Write out the whole listing exactly as it stands.
[Begin SUPPLIED RECORDS]
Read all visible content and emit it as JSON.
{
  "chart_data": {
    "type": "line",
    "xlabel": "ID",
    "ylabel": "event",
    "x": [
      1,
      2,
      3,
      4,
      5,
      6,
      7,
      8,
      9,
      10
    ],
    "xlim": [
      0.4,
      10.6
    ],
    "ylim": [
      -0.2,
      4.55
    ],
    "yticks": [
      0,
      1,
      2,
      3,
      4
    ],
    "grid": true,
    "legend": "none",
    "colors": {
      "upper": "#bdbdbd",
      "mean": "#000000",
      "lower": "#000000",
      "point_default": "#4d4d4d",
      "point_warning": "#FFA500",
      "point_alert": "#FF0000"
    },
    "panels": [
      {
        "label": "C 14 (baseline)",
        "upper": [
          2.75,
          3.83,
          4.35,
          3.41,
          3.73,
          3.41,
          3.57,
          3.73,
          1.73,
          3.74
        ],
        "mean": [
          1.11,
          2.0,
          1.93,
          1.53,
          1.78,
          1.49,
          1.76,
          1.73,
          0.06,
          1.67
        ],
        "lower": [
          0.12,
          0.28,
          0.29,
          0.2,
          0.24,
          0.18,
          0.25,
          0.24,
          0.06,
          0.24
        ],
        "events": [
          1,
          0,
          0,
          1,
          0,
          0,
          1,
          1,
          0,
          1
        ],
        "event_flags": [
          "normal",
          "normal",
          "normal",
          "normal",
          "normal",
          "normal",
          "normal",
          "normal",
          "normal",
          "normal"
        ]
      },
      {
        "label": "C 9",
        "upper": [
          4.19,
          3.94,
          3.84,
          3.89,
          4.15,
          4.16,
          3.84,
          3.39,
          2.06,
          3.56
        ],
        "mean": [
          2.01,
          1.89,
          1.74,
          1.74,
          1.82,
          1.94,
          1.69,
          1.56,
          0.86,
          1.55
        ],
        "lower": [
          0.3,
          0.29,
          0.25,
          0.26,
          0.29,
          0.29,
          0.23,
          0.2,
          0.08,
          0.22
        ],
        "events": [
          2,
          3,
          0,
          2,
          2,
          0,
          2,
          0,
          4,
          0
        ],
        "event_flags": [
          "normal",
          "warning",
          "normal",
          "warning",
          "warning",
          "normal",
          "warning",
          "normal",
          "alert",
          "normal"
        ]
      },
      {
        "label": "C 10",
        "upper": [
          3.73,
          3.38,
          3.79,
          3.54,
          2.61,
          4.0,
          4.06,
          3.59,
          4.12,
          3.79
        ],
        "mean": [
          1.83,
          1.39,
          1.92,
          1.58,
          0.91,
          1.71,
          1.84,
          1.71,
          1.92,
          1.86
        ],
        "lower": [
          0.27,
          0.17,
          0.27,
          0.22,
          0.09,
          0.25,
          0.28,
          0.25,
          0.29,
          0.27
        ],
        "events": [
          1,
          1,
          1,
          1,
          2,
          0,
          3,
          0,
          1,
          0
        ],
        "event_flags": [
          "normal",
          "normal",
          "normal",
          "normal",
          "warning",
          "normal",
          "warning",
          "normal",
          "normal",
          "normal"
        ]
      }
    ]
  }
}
[End SUPPLIED RECORDS]
• [SOLUTION BELOW]:
Read all visible content and emit it as JSON.
{
  "chart_data": {
    "type": "line",
    "xlabel": "ID",
    "ylabel": "event",
    "x": [
      1,
      2,
      3,
      4,
      5,
      6,
      7,
      8,
      9,
      10
    ],
    "xlim": [
      0.4,
      10.6
    ],
    "ylim": [
      -0.2,
      4.55
    ],
    "yticks": [
      0,
      1,
      2,
      3,
      4
    ],
    "grid": true,
    "legend": "none",
    "colors": {
      "upper": "#bdbdbd",
      "mean": "#000000",
      "lower": "#000000",
      "point_default": "#4d4d4d",
      "point_warning": "#FFA500",
      "point_alert": "#FF0000"
    },
    "panels": [
      {
        "label": "C 14 (baseline)",
        "upper": [
          2.75,
          3.83,
          4.35,
          3.41,
          3.73,
          3.41,
          3.57,
          3.73,
          1.73,
          3.74
        ],
        "mean": [
          1.11,
          2.0,
          1.93,
          1.53,
          1.78,
          1.49,
          1.76,
          1.73,
          0.06,
          1.67
        ],
        "lower": [
          0.12,
          0.28,
          0.29,
          0.2,
          0.24,
          0.18,
          0.25,
          0.24,
          0.06,
          0.24
        ],
        "events": [
          1,
          0,
          0,
          1,
          0,
          0,
          1,
          1,
          0,
          1
        ],
        "event_flags": [
          "normal",
          "normal",
          "normal",
          "normal",
          "normal",
          "normal",
          "normal",
          "normal",
          "normal",
          "normal"
        ]
      },
      {
        "label": "C 9",
        "upper": [
          4.19,
          3.94,
          3.84,
          3.89,
          4.15,
          4.16,
          3.84,
          3.39,
          2.06,
          3.56
        ],
        "mean": [
          2.01,
          1.89,
          1.74,
          1.74,
          1.82,
          1.94,
          1.69,
          1.56,
          0.86,
          1.55
        ],
        "lower": [
          0.3,
          0.29,
          0.25,
          0.26,
          0.29,
          0.29,
          0.23,
          0.2,
          0.08,
          0.22
        ],
        "events": [
          2,
          3,
          0,
          2,
          2,
          0,
          2,
          0,
          4,
          0
        ],
        "event_flags": [
          "normal",
          "warning",
          "normal",
          "warning",
          "warning",
          "normal",
          "warning",
          "normal",
          "alert",
          "normal"
        ]
      },
      {
        "label": "C 10",
        "upper": [
          3.73,
          3.38,
          3.79,
          3.54,
          2.61,
          4.0,
          4.06,
          3.59,
          4.12,
          3.79
        ],
        "mean": [
          1.83,
          1.39,
          1.92,
          1.58,
          0.91,
          1.71,
          1.84,
          1.71,
          1.92,
          1.86
        ],
        "lower": [
          0.27,
          0.17,
          0.27,
          0.22,
          0.09,
          0.25,
          0.28,
          0.25,
          0.29,
          0.27
        ],
        "events": [
          1,
          1,
          1,
          1,
          2,
          0,
          3,
          0,
          1,
          0
        ],
        "event_flags": [
          "normal",
          "normal",
          "normal",
          "normal",
          "warning",
          "normal",
          "warning",
          "normal",
          "normal",
          "normal"
        ]
      }
    ]
  }
}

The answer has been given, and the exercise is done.